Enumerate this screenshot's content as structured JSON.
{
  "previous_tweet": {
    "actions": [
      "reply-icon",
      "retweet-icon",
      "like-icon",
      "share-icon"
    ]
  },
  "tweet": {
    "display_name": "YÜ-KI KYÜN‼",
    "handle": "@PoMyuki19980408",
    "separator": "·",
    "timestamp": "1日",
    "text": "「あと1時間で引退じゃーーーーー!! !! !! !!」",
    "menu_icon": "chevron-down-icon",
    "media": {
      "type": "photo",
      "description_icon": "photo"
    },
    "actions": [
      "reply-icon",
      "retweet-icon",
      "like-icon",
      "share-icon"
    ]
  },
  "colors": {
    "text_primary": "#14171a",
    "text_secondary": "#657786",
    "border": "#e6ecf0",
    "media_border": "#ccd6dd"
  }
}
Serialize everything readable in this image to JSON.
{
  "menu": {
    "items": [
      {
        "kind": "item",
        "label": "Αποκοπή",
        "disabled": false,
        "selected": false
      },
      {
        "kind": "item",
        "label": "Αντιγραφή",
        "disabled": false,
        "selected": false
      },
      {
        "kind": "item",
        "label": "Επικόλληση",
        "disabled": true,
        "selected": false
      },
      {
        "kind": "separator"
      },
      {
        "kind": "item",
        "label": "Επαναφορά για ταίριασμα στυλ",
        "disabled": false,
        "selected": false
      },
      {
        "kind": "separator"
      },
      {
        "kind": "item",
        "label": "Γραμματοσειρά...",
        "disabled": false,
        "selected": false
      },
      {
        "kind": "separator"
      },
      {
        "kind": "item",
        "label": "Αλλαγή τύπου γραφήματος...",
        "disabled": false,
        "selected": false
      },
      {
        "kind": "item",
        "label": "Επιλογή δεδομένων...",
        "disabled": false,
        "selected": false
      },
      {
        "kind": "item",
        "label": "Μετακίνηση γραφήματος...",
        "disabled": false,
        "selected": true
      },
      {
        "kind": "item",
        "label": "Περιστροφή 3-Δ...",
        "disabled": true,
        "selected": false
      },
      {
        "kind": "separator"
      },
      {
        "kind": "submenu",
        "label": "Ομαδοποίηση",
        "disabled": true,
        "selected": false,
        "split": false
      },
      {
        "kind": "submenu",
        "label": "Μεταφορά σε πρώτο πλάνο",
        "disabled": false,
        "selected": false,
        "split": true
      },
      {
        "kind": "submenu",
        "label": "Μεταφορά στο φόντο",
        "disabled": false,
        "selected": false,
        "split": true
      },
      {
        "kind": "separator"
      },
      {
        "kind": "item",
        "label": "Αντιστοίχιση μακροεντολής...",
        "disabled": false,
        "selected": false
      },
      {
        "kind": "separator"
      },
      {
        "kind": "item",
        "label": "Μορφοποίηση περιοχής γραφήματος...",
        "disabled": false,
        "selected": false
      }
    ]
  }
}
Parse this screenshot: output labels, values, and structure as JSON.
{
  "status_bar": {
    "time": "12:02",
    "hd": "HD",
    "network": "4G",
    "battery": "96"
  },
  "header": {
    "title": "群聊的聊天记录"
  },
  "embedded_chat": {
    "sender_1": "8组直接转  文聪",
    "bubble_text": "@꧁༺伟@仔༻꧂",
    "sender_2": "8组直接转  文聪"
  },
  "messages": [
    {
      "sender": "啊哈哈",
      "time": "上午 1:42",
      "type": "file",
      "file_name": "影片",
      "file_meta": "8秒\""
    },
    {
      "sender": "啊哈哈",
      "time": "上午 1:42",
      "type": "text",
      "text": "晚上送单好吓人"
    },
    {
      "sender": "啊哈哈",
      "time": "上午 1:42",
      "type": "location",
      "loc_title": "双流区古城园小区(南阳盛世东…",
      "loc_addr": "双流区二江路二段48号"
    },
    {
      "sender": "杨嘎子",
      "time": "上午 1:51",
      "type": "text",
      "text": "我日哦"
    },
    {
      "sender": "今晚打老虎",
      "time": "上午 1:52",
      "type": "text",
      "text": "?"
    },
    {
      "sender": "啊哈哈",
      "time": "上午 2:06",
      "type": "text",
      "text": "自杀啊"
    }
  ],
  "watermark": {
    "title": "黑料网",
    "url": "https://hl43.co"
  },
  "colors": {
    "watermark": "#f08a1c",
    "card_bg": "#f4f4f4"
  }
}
== == ==
● **What is asked**
Copy each line that holds the word "Μεταφορά".

● **Answer to this exercise**
        "label": "Μεταφορά σε πρώτο πλάνο",
        "label": "Μεταφορά στο φόντο",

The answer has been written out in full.